* **YOUR INSTRUCTIONS**
From the listing below, pull each line that includes "China".
○ ○ ○ ○ ○ ○ ○
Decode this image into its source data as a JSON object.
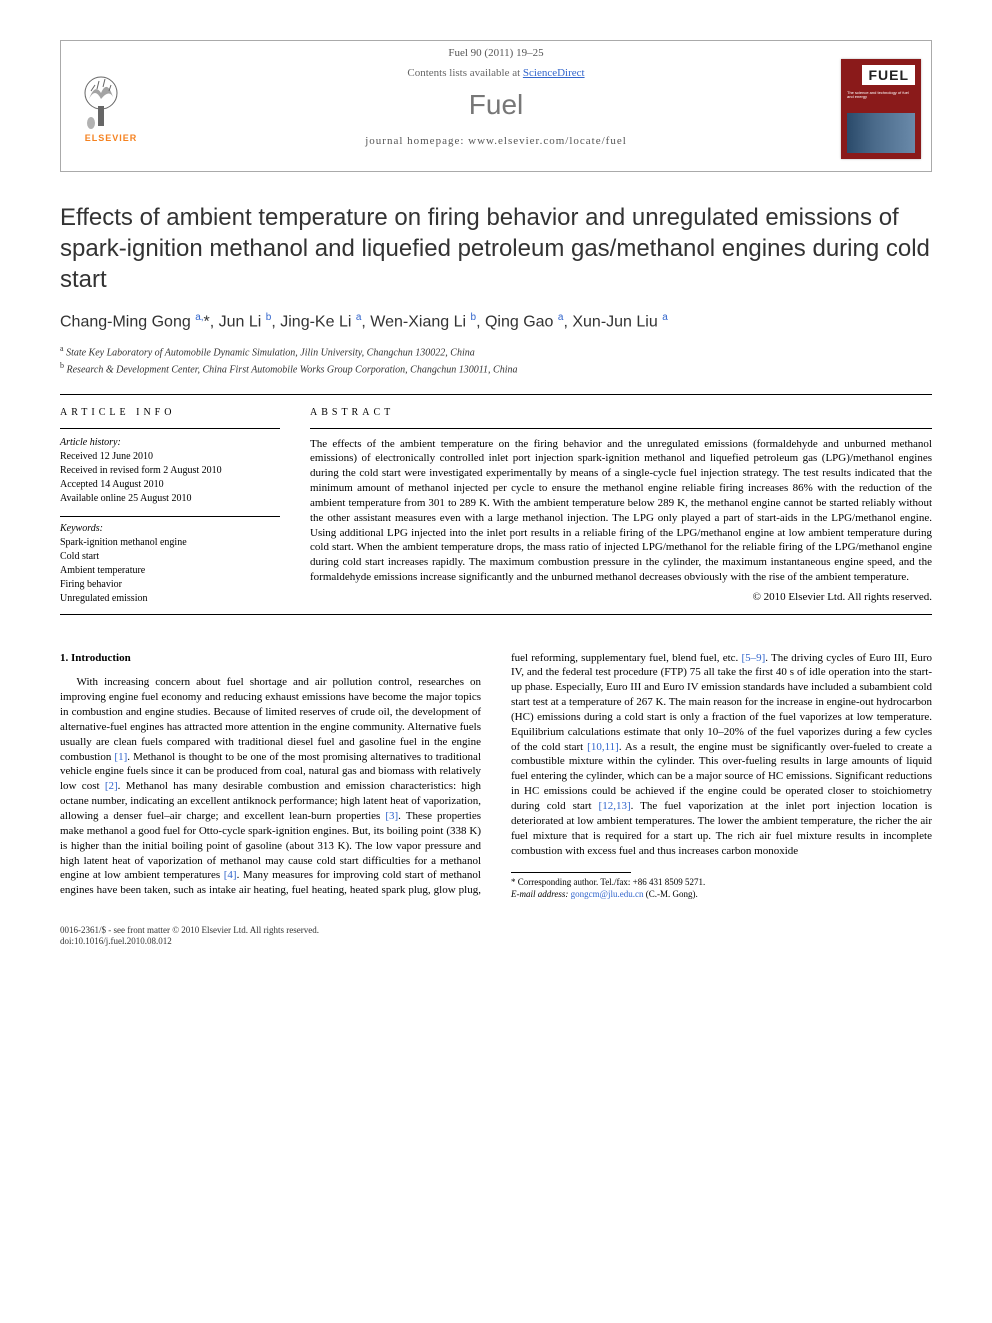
{
  "header": {
    "citation": "Fuel 90 (2011) 19–25",
    "contents_prefix": "Contents lists available at ",
    "contents_link": "ScienceDirect",
    "journal": "Fuel",
    "homepage_label": "journal homepage: ",
    "homepage_url": "www.elsevier.com/locate/fuel",
    "publisher_logo_text": "ELSEVIER",
    "cover_label": "FUEL"
  },
  "title": "Effects of ambient temperature on firing behavior and unregulated emissions of spark-ignition methanol and liquefied petroleum gas/methanol engines during cold start",
  "authors_html": "Chang-Ming Gong <sup>a,</sup>*, Jun Li <sup>b</sup>, Jing-Ke Li <sup>a</sup>, Wen-Xiang Li <sup>b</sup>, Qing Gao <sup>a</sup>, Xun-Jun Liu <sup>a</sup>",
  "affiliations": [
    "a State Key Laboratory of Automobile Dynamic Simulation, Jilin University, Changchun 130022, China",
    "b Research & Development Center, China First Automobile Works Group Corporation, Changchun 130011, China"
  ],
  "article_info": {
    "heading": "ARTICLE INFO",
    "history_label": "Article history:",
    "history": [
      "Received 12 June 2010",
      "Received in revised form 2 August 2010",
      "Accepted 14 August 2010",
      "Available online 25 August 2010"
    ],
    "keywords_label": "Keywords:",
    "keywords": [
      "Spark-ignition methanol engine",
      "Cold start",
      "Ambient temperature",
      "Firing behavior",
      "Unregulated emission"
    ]
  },
  "abstract": {
    "heading": "ABSTRACT",
    "text": "The effects of the ambient temperature on the firing behavior and the unregulated emissions (formaldehyde and unburned methanol emissions) of electronically controlled inlet port injection spark-ignition methanol and liquefied petroleum gas (LPG)/methanol engines during the cold start were investigated experimentally by means of a single-cycle fuel injection strategy. The test results indicated that the minimum amount of methanol injected per cycle to ensure the methanol engine reliable firing increases 86% with the reduction of the ambient temperature from 301 to 289 K. With the ambient temperature below 289 K, the methanol engine cannot be started reliably without the other assistant measures even with a large methanol injection. The LPG only played a part of start-aids in the LPG/methanol engine. Using additional LPG injected into the inlet port results in a reliable firing of the LPG/methanol engine at low ambient temperature during cold start. When the ambient temperature drops, the mass ratio of injected LPG/methanol for the reliable firing of the LPG/methanol engine during cold start increases rapidly. The maximum combustion pressure in the cylinder, the maximum instantaneous engine speed, and the formaldehyde emissions increase significantly and the unburned methanol decreases obviously with the rise of the ambient temperature.",
    "copyright": "© 2010 Elsevier Ltd. All rights reserved."
  },
  "section1": {
    "heading": "1. Introduction",
    "para": "With increasing concern about fuel shortage and air pollution control, researches on improving engine fuel economy and reducing exhaust emissions have become the major topics in combustion and engine studies. Because of limited reserves of crude oil, the development of alternative-fuel engines has attracted more attention in the engine community. Alternative fuels usually are clean fuels compared with traditional diesel fuel and gasoline fuel in the engine combustion [1]. Methanol is thought to be one of the most promising alternatives to traditional vehicle engine fuels since it can be produced from coal, natural gas and biomass with relatively low cost [2]. Methanol has many desirable combustion and emission characteristics: high octane number, indicating an excellent antiknock performance; high latent heat of vaporization, allowing a denser fuel–air charge; and excellent lean-burn properties [3]. These properties make methanol a good fuel for Otto-cycle spark-ignition engines. But, its boiling point (338 K) is higher than the initial boiling point of gasoline (about 313 K). The low vapor pressure and high latent heat of vaporization of methanol may cause cold start difficulties for a methanol engine at low ambient temperatures [4]. Many measures for improving cold start of methanol engines have been taken, such as intake air heating, fuel heating, heated spark plug, glow plug, fuel reforming, supplementary fuel, blend fuel, etc. [5–9]. The driving cycles of Euro III, Euro IV, and the federal test procedure (FTP) 75 all take the first 40 s of idle operation into the start-up phase. Especially, Euro III and Euro IV emission standards have included a subambient cold start test at a temperature of 267 K. The main reason for the increase in engine-out hydrocarbon (HC) emissions during a cold start is only a fraction of the fuel vaporizes at low temperature. Equilibrium calculations estimate that only 10–20% of the fuel vaporizes during a few cycles of the cold start [10,11]. As a result, the engine must be significantly over-fueled to create a combustible mixture within the cylinder. This over-fueling results in large amounts of liquid fuel entering the cylinder, which can be a major source of HC emissions. Significant reductions in HC emissions could be achieved if the engine could be operated closer to stoichiometry during cold start [12,13]. The fuel vaporization at the inlet port injection location is deteriorated at low ambient temperatures. The lower the ambient temperature, the richer the air fuel mixture that is required for a start up. The rich air fuel mixture results in incomplete combustion with excess fuel and thus increases carbon monoxide"
  },
  "footnote": {
    "corr": "* Corresponding author. Tel./fax: +86 431 8509 5271.",
    "email_label": "E-mail address: ",
    "email": "gongcm@jlu.edu.cn",
    "email_suffix": " (C.-M. Gong)."
  },
  "footer": {
    "line1": "0016-2361/$ - see front matter © 2010 Elsevier Ltd. All rights reserved.",
    "line2": "doi:10.1016/j.fuel.2010.08.012"
  },
  "colors": {
    "link": "#3366cc",
    "elsevier_orange": "#f58220",
    "cover_bg": "#8a1a1a",
    "text": "#000000",
    "muted": "#555555"
  }
}
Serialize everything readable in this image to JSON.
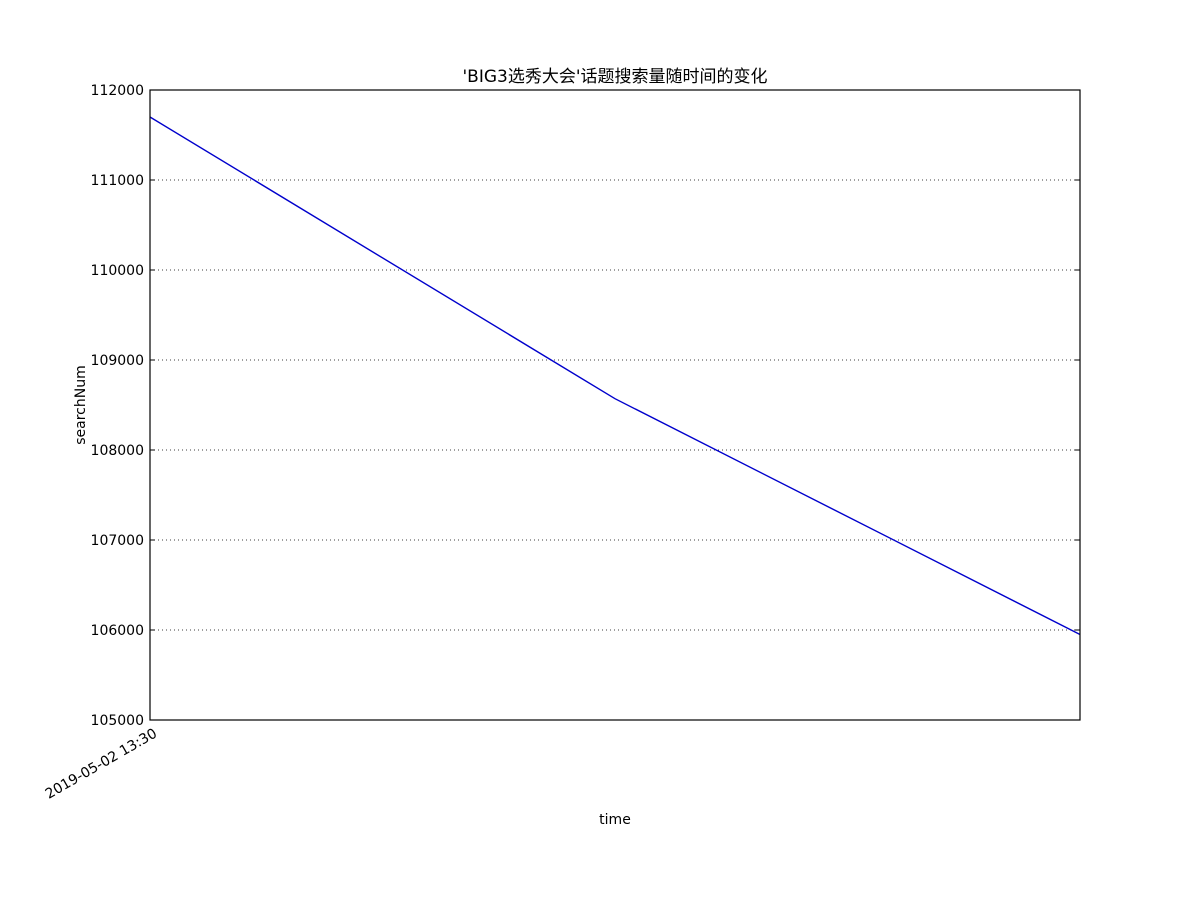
{
  "chart_data": {
    "type": "line",
    "title": "'BIG3选秀大会'话题搜索量随时间的变化",
    "xlabel": "time",
    "ylabel": "searchNum",
    "x_tick_labels": [
      "2019-05-02 13:30"
    ],
    "y_ticks": [
      105000,
      106000,
      107000,
      108000,
      109000,
      110000,
      111000,
      112000
    ],
    "y_tick_labels": [
      "105000",
      "106000",
      "107000",
      "108000",
      "109000",
      "110000",
      "111000",
      "112000"
    ],
    "ylim": [
      105000,
      112000
    ],
    "grid": "horizontal-dotted",
    "line_color": "#0000cc",
    "series": [
      {
        "x": [
          0,
          1,
          2
        ],
        "values": [
          111700,
          108570,
          105950
        ]
      }
    ]
  }
}
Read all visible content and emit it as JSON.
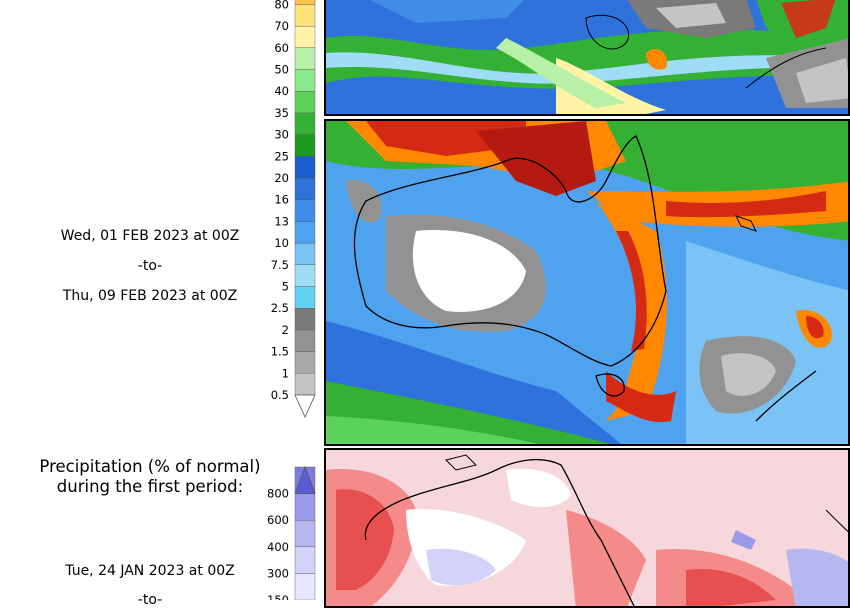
{
  "forecast_colorbar": {
    "labels": [
      "0.5",
      "1",
      "1.5",
      "2",
      "2.5",
      "5",
      "7.5",
      "10",
      "13",
      "16",
      "20",
      "25",
      "30",
      "35",
      "40",
      "50",
      "60",
      "70",
      "80"
    ],
    "colors": [
      "#c4c4c4",
      "#a8a8a8",
      "#929292",
      "#7a7a7a",
      "#62d0f0",
      "#9fdcf6",
      "#7cc3f5",
      "#4fa3ee",
      "#3f8de6",
      "#2f72dc",
      "#1c5fd0",
      "#1e9a1e",
      "#34b134",
      "#5cd25c",
      "#8ce88c",
      "#b8f0a8",
      "#fff3a6",
      "#ffe37a",
      "#ffc04a"
    ],
    "period_start": "Wed, 01 FEB 2023 at 00Z",
    "period_sep": "-to-",
    "period_end": "Thu, 09 FEB 2023 at 00Z"
  },
  "normal_section": {
    "title_line1": "Precipitation (% of normal)",
    "title_line2": "during the first period:",
    "labels": [
      "150",
      "300",
      "400",
      "600",
      "800"
    ],
    "colors": [
      "#e6e6ff",
      "#d2d2fa",
      "#b6b6f0",
      "#9a9ae8",
      "#7d7de0",
      "#5b5bd6"
    ],
    "period_start": "Tue, 24 JAN 2023 at 00Z",
    "period_sep": "-to-"
  },
  "maps": {
    "top_map": "precipitation-map-top",
    "middle_map": "precipitation-forecast-map",
    "bottom_map": "percent-of-normal-map"
  }
}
○ ○ ○ ○ ○ ○ ○
* **FULL OUTPUT**
    "a State Key Laboratory of Automobile Dynamic Simulation, Jilin University, Changchun 130022, China",
    "b Research & Development Center, China First Automobile Works Group Corporation, Changchun 130011, China"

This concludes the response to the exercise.